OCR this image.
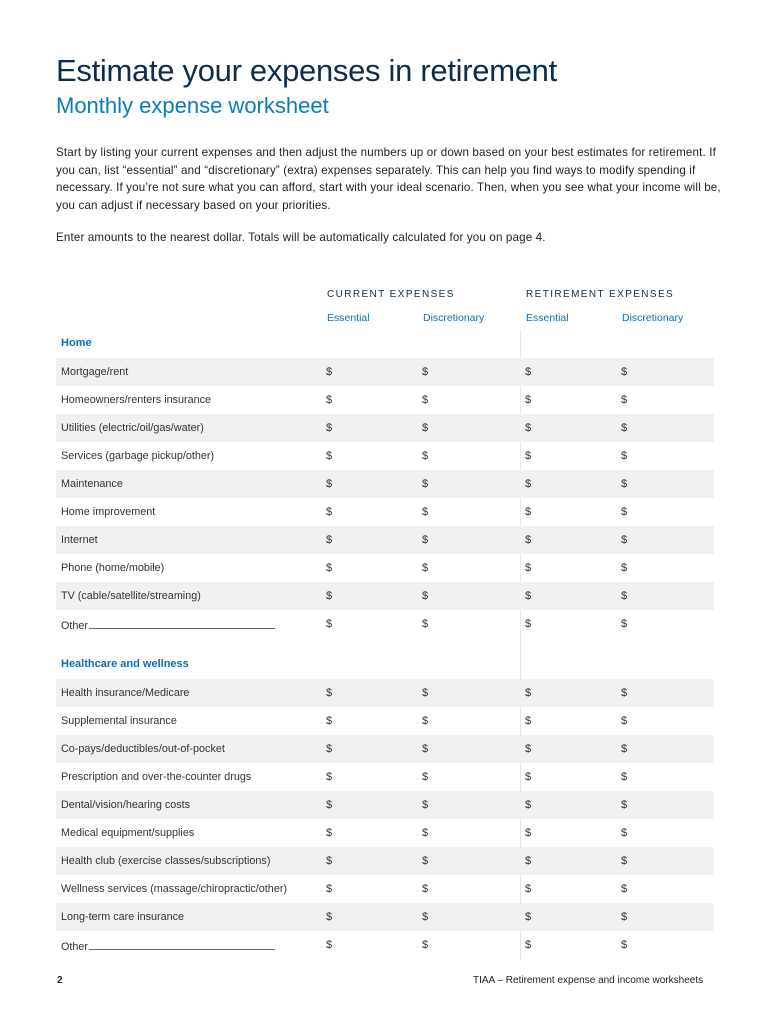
Estimate your expenses in retirement
Monthly expense worksheet

Start by listing your current expenses and then adjust the numbers up or down based on your best estimates for retirement. If you can, list “essential” and “discretionary” (extra) expenses separately. This can help you find ways to modify spending if necessary. If you’re not sure what you can afford, start with your ideal scenario. Then, when you see what your income will be, you can adjust if necessary based on your priorities.

Enter amounts to the nearest dollar. Totals will be automatically calculated for you on page 4.

CURRENT EXPENSES	RETIREMENT EXPENSES
Essential	Discretionary	Essential	Discretionary
Home
Mortgage/rent	$	$	$	$
Homeowners/renters insurance	$	$	$	$
Utilities (electric/oil/gas/water)	$	$	$	$
Services (garbage pickup/other)	$	$	$	$
Maintenance	$	$	$	$
Home improvement	$	$	$	$
Internet	$	$	$	$
Phone (home/mobile)	$	$	$	$
TV (cable/satellite/streaming)	$	$	$	$
Other	$	$	$	$
Healthcare and wellness
Health insurance/Medicare	$	$	$	$
Supplemental insurance	$	$	$	$
Co-pays/deductibles/out-of-pocket	$	$	$	$
Prescription and over-the-counter drugs	$	$	$	$
Dental/vision/hearing costs	$	$	$	$
Medical equipment/supplies	$	$	$	$
Health club (exercise classes/subscriptions)	$	$	$	$
Wellness services (massage/chiropractic/other)	$	$	$	$
Long-term care insurance	$	$	$	$
Other	$	$	$	$
2	TIAA – Retirement expense and income worksheets
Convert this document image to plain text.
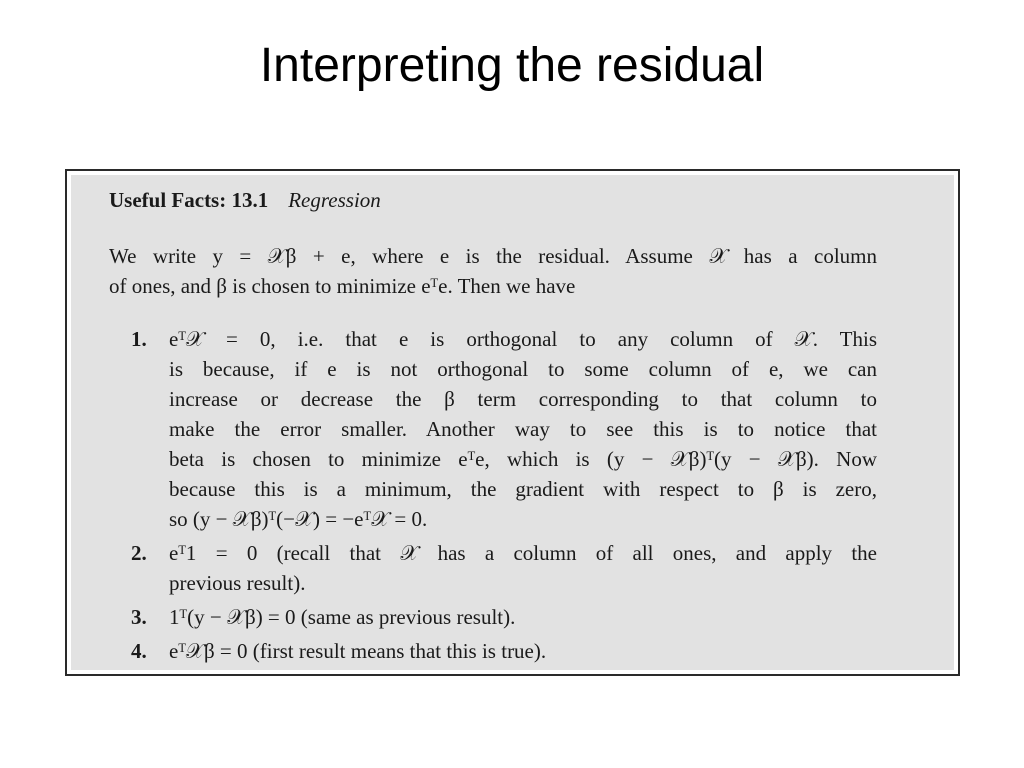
Interpreting the residual
Useful Facts: 13.1 Regression
We write y = 𝒳β + e, where e is the residual. Assume 𝒳 has a column
of ones, and β is chosen to minimize eᵀe. Then we have
1. eᵀ𝒳 = 0, i.e. that e is orthogonal to any column of 𝒳. This
is because, if e is not orthogonal to some column of e, we can
increase or decrease the β term corresponding to that column to
make the error smaller. Another way to see this is to notice that
beta is chosen to minimize eᵀe, which is (y − 𝒳β)ᵀ(y − 𝒳β). Now
because this is a minimum, the gradient with respect to β is zero,
so (y − 𝒳β)ᵀ(−𝒳) = −eᵀ𝒳 = 0.
2. eᵀ1 = 0 (recall that 𝒳 has a column of all ones, and apply the
previous result).
3. 1ᵀ(y − 𝒳β) = 0 (same as previous result).
4. eᵀ𝒳β = 0 (first result means that this is true).
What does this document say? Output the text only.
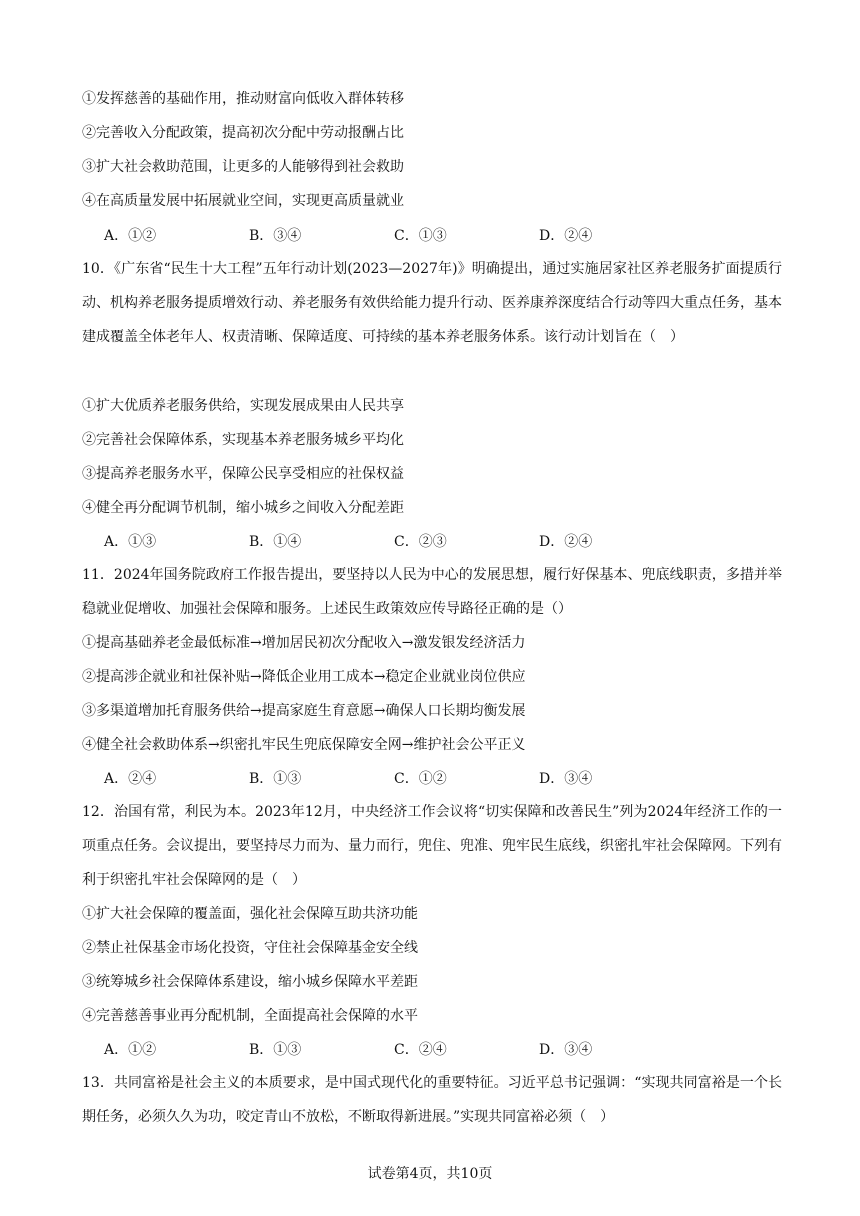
①发挥慈善的基础作用，推动财富向低收入群体转移
②完善收入分配政策，提高初次分配中劳动报酬占比
③扩大社会救助范围，让更多的人能够得到社会救助
④在高质量发展中拓展就业空间，实现更高质量就业
A．①②	B．③④	C．①③	D．②④
10．《广东省“民生十大工程”五年行动计划(2023—2027年)》明确提出，通过实施居家社区养老服务扩面提质行动、机构养老服务提质增效行动、养老服务有效供给能力提升行动、医养康养深度结合行动等四大重点任务，基本建成覆盖全体老年人、权责清晰、保障适度、可持续的基本养老服务体系。该行动计划旨在（　）
①扩大优质养老服务供给，实现发展成果由人民共享
②完善社会保障体系，实现基本养老服务城乡平均化
③提高养老服务水平，保障公民享受相应的社保权益
④健全再分配调节机制，缩小城乡之间收入分配差距
A．①③	B．①④	C．②③	D．②④
11．2024年国务院政府工作报告提出，要坚持以人民为中心的发展思想，履行好保基本、兜底线职责，多措并举稳就业促增收、加强社会保障和服务。上述民生政策效应传导路径正确的是（）
①提高基础养老金最低标准→增加居民初次分配收入→激发银发经济活力
②提高涉企就业和社保补贴→降低企业用工成本→稳定企业就业岗位供应
③多渠道增加托育服务供给→提高家庭生育意愿→确保人口长期均衡发展
④健全社会救助体系→织密扎牢民生兜底保障安全网→维护社会公平正义
A．②④	B．①③	C．①②	D．③④
12．治国有常，利民为本。2023年12月，中央经济工作会议将“切实保障和改善民生”列为2024年经济工作的一项重点任务。会议提出，要坚持尽力而为、量力而行，兜住、兜准、兜牢民生底线，织密扎牢社会保障网。下列有利于织密扎牢社会保障网的是（　）
①扩大社会保障的覆盖面，强化社会保障互助共济功能
②禁止社保基金市场化投资，守住社会保障基金安全线
③统筹城乡社会保障体系建设，缩小城乡保障水平差距
④完善慈善事业再分配机制，全面提高社会保障的水平
A．①②	B．①③	C．②④	D．③④
13．共同富裕是社会主义的本质要求，是中国式现代化的重要特征。习近平总书记强调：“实现共同富裕是一个长期任务，必须久久为功，咬定青山不放松，不断取得新进展。”实现共同富裕必须（　）
试卷第4页，共10页
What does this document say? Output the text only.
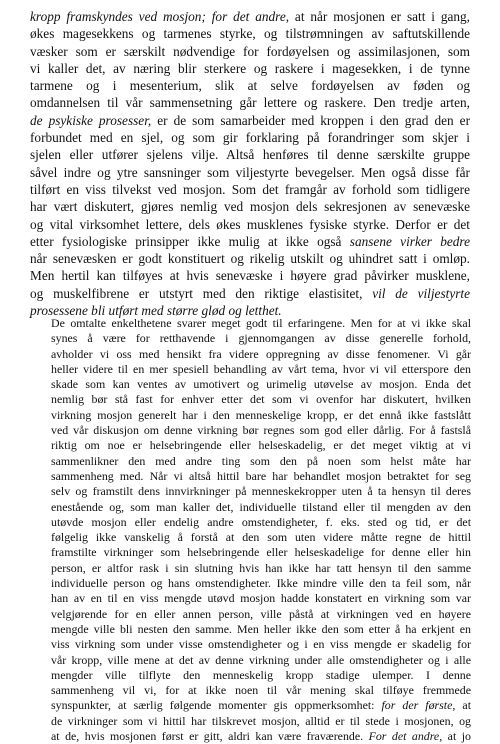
kropp framskyndes ved mosjon; for det andre, at når mosjonen er satt i gang,
økes magesekkens og tarmenes styrke, og tilstrømningen av saftutskillende
væsker som er særskilt nødvendige for fordøyelsen og assimilasjonen, som
vi kaller det, av næring blir sterkere og raskere i magesekken, i de tynne
tarmene og i mesenterium, slik at selve fordøyelsen av føden og
omdannelsen til vår sammensetning går lettere og raskere. Den tredje arten,
de psykiske prosesser, er de som samarbeider med kroppen i den grad den er
forbundet med en sjel, og som gir forklaring på forandringer som skjer i
sjelen eller utfører sjelens vilje. Altså henføres til denne særskilte gruppe
såvel indre og ytre sansninger som viljestyrte bevegelser. Men også disse får
tilført en viss tilvekst ved mosjon. Som det framgår av forhold som tidligere
har vært diskutert, gjøres nemlig ved mosjon dels sekresjonen av senevæske
og vital virksomhet lettere, dels økes musklenes fysiske styrke. Derfor er det
etter fysiologiske prinsipper ikke mulig at ikke også sansene virker bedre
når senevæsken er godt konstituert og rikelig utskilt og uhindret satt i omløp.
Men hertil kan tilføyes at hvis senevæske i høyere grad påvirker musklene,
og muskelfibrene er utstyrt med den riktige elastisitet, vil de viljestyrte
prosessene bli utført med større glød og letthet.
De omtalte enkelthetene svarer meget godt til erfaringene. Men for at vi ikke skal
synes å være for retthavende i gjennomgangen av disse generelle forhold,
avholder vi oss med hensikt fra videre oppregning av disse fenomener. Vi går
heller videre til en mer spesiell behandling av vårt tema, hvor vi vil etterspore den
skade som kan ventes av umotivert og urimelig utøvelse av mosjon. Enda det
nemlig bør stå fast for enhver etter det som vi ovenfor har diskutert, hvilken
virkning mosjon generelt har i den menneskelige kropp, er det ennå ikke fastslått
ved vår diskusjon om denne virkning bør regnes som god eller dårlig. For å fastslå
riktig om noe er helsebringende eller helseskadelig, er det meget viktig at vi
sammenlikner den med andre ting som den på noen som helst måte har
sammenheng med. Når vi altså hittil bare har behandlet mosjon betraktet for seg
selv og framstilt dens innvirkninger på menneskekropper uten å ta hensyn til deres
enestående og, som man kaller det, individuelle tilstand eller til mengden av den
utøvde mosjon eller endelig andre omstendigheter, f. eks. sted og tid, er det
følgelig ikke vanskelig å forstå at den som uten videre måtte regne de hittil
framstilte virkninger som helsebringende eller helseskadelige for denne eller hin
person, er altfor rask i sin slutning hvis han ikke har tatt hensyn til den samme
individuelle person og hans omstendigheter. Ikke mindre ville den ta feil som, når
han av en til en viss mengde utøvd mosjon hadde konstatert en virkning som var
velgjørende for en eller annen person, ville påstå at virkningen ved en høyere
mengde ville bli nesten den samme. Men heller ikke den som etter å ha erkjent en
viss virkning som under visse omstendigheter og i en viss mengde er skadelig for
vår kropp, ville mene at det av denne virkning under alle omstendigheter og i alle
mengder ville tilflyte den menneskelig kropp stadige ulemper. I denne
sammenheng vil vi, for at ikke noen til vår mening skal tilføye fremmede
synspunkter, at særlig følgende momenter gis oppmerksomhet: for der første, at
de virkninger som vi hittil har tilskrevet mosjon, alltid er til stede i mosjonen, og
at de, hvis mosjonen først er gitt, aldri kan være fraværende. For det andre, at jo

**********

Scan the material line by line and report each one that contains "hittil".

sammenheng med. Når vi altså hittil bare har behandlet mosjon betraktet for seg
følgelig ikke vanskelig å forstå at den som uten videre måtte regne de hittil
de virkninger som vi hittil har tilskrevet mosjon, alltid er til stede i mosjonen, og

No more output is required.